Find each line containing the string "Temperature" and return it.
|---|
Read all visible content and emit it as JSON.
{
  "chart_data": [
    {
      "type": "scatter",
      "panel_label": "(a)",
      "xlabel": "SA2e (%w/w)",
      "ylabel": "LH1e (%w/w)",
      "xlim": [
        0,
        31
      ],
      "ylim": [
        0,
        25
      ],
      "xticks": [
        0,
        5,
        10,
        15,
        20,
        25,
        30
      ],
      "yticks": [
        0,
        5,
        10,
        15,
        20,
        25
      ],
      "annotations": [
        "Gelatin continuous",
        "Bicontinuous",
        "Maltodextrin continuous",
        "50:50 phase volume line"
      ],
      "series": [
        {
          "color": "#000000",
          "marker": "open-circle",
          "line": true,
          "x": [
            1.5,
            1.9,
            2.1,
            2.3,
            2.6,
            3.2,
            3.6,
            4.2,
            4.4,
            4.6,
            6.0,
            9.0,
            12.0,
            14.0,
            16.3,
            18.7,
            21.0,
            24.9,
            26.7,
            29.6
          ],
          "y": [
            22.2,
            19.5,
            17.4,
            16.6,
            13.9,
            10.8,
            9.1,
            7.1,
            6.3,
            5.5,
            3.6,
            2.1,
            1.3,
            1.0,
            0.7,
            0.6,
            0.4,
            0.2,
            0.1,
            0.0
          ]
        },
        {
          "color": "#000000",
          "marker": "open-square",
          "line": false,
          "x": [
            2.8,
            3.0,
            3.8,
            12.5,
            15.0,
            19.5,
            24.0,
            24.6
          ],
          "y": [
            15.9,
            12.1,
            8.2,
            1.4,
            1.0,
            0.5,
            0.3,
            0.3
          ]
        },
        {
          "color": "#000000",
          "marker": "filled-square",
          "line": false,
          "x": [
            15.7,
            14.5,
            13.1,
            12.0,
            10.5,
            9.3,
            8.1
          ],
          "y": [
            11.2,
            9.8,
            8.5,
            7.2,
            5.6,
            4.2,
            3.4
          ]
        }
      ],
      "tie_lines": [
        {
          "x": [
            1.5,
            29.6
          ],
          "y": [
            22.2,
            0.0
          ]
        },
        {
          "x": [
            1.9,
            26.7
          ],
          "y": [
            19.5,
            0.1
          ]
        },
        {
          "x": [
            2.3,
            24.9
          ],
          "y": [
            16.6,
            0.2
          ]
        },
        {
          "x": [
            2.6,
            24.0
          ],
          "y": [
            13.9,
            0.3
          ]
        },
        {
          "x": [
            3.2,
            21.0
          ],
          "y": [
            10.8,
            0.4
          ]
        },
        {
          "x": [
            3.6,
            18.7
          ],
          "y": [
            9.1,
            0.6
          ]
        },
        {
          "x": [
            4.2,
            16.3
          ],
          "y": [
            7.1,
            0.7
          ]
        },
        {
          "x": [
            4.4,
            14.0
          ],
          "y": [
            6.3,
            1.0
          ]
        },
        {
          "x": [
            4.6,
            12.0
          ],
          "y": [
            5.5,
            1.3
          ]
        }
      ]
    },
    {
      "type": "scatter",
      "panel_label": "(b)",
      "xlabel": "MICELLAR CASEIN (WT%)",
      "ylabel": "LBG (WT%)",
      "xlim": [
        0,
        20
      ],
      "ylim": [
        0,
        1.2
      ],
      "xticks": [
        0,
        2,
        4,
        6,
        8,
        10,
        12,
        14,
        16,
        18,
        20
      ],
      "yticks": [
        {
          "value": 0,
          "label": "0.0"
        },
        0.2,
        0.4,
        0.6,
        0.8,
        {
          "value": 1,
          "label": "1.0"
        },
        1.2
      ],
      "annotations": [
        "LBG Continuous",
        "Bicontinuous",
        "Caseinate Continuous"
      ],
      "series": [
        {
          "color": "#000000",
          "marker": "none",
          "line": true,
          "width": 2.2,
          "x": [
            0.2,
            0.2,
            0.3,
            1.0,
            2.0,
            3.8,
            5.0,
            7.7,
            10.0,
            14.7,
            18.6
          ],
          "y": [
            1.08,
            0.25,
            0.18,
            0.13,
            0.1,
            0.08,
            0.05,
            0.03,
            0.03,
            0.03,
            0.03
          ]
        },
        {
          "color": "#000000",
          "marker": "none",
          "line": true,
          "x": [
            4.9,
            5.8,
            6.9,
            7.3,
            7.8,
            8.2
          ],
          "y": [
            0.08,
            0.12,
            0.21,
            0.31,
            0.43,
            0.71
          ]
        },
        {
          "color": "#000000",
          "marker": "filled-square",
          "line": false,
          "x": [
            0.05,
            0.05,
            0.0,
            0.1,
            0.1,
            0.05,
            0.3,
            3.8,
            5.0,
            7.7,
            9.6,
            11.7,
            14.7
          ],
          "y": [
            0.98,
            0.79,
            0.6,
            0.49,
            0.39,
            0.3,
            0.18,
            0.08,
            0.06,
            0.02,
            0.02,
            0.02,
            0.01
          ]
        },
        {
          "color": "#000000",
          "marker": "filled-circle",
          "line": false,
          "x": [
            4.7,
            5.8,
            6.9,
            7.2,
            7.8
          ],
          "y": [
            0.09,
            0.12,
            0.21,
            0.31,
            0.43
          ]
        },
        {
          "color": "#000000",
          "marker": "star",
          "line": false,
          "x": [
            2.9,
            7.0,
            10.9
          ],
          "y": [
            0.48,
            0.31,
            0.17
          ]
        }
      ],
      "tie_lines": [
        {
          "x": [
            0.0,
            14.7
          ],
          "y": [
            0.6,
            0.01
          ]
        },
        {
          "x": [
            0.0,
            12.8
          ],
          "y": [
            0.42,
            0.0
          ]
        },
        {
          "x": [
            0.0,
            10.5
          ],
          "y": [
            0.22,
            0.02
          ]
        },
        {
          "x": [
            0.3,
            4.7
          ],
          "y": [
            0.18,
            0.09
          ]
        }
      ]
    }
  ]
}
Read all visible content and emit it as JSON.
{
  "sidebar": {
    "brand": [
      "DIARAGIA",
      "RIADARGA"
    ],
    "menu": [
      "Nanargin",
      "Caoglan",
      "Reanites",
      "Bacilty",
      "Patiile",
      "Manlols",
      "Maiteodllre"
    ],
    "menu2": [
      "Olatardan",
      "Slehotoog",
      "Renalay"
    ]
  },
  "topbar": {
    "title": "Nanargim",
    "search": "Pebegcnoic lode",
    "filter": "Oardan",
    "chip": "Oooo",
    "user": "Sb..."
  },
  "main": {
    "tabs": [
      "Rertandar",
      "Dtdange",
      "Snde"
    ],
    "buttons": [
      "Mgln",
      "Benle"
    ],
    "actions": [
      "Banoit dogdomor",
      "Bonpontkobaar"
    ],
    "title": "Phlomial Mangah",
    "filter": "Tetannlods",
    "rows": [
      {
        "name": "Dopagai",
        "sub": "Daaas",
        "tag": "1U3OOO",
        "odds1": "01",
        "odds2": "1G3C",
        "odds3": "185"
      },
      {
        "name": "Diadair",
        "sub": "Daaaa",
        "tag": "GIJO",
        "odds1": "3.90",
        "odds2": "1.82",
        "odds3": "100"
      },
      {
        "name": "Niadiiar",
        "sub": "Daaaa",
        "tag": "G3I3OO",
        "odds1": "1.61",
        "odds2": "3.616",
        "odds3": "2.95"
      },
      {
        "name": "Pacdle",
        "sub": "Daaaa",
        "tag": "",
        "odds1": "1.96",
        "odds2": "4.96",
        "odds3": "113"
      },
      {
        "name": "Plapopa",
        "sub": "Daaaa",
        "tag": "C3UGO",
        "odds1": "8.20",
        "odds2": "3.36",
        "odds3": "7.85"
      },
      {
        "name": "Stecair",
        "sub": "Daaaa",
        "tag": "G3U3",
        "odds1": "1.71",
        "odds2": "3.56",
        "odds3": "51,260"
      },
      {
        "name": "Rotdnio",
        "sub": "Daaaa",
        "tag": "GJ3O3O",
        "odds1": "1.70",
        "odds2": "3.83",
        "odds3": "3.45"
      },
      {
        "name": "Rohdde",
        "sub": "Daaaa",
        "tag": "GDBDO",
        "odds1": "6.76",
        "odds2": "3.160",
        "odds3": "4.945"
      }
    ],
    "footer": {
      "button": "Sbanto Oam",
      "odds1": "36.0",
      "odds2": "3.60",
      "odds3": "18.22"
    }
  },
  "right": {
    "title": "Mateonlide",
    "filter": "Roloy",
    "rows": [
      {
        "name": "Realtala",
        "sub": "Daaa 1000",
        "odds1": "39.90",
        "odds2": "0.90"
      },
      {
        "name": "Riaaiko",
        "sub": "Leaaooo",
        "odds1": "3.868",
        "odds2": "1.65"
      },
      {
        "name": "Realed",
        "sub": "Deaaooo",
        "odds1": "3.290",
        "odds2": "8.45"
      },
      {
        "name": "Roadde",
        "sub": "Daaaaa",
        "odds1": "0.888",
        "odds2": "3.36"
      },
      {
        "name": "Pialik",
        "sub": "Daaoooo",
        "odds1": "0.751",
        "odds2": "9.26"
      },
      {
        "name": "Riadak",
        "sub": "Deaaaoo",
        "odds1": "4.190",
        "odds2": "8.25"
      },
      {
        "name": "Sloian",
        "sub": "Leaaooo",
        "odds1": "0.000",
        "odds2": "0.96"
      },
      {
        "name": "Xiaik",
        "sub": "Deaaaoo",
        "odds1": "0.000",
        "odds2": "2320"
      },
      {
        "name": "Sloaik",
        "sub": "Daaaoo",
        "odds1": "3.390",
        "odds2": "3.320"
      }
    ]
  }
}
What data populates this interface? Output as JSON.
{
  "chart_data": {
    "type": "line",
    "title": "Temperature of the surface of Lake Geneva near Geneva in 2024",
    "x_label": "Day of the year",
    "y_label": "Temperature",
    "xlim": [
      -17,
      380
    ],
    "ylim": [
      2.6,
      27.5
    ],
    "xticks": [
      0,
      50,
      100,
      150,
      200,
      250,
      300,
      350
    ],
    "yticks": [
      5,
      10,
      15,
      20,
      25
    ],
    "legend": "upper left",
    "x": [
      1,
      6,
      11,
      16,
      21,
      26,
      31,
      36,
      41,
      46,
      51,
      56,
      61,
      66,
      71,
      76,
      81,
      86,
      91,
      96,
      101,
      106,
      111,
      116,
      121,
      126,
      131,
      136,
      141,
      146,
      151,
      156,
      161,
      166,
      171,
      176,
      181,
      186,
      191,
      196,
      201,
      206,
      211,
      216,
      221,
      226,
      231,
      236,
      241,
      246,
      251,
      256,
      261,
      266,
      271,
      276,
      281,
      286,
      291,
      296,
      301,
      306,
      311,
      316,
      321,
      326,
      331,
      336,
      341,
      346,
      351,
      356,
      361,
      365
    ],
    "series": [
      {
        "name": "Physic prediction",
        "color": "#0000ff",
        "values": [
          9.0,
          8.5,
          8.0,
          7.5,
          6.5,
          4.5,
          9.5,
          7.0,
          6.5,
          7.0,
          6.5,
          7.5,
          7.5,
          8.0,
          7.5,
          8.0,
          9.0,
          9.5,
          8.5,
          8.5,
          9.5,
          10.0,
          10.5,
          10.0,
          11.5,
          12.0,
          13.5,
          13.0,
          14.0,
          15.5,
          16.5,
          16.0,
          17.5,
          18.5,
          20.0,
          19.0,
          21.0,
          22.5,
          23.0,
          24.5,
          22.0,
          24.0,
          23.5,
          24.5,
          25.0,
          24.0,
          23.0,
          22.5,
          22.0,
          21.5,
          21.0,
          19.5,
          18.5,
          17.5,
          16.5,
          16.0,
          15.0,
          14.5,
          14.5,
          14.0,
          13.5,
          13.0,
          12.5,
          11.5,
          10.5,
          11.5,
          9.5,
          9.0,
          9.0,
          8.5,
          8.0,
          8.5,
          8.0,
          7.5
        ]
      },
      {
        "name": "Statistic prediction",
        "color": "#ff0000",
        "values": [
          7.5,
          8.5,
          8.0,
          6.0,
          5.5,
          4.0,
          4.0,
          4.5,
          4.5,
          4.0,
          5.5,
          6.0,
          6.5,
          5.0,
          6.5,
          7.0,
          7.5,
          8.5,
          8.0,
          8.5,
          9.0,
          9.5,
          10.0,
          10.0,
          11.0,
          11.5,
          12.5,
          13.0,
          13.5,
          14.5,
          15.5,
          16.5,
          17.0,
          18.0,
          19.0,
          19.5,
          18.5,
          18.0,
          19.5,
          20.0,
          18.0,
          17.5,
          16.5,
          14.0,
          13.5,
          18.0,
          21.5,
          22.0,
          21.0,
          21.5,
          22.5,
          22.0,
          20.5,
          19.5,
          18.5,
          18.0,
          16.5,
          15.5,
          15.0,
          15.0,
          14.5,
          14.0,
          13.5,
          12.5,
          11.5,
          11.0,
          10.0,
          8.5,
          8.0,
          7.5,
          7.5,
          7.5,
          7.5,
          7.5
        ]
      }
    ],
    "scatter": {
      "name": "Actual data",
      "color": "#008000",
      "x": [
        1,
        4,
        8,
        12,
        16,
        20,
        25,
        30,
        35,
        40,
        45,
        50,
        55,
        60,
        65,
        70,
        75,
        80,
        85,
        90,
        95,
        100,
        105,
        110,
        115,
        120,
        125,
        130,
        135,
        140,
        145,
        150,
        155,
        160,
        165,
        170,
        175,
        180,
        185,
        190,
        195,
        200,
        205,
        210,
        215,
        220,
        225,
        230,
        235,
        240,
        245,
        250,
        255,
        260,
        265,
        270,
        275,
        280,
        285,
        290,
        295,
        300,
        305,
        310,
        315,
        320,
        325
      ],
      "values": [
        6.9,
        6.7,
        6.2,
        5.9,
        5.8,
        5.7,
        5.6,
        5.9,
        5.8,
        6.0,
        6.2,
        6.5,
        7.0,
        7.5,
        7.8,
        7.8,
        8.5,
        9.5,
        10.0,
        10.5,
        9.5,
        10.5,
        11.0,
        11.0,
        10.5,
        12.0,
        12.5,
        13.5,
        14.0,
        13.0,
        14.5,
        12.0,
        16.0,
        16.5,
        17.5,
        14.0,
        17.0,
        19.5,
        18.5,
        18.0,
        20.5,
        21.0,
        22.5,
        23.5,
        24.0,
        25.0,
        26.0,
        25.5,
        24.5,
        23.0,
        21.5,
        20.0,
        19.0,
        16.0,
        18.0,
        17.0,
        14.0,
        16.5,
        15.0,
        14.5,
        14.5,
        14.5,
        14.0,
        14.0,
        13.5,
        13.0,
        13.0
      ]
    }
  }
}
|---|
WRITTEN REPLY:
    "title": "Temperature of the surface of Lake Geneva near Geneva in 2024",
    "y_label": "Temperature",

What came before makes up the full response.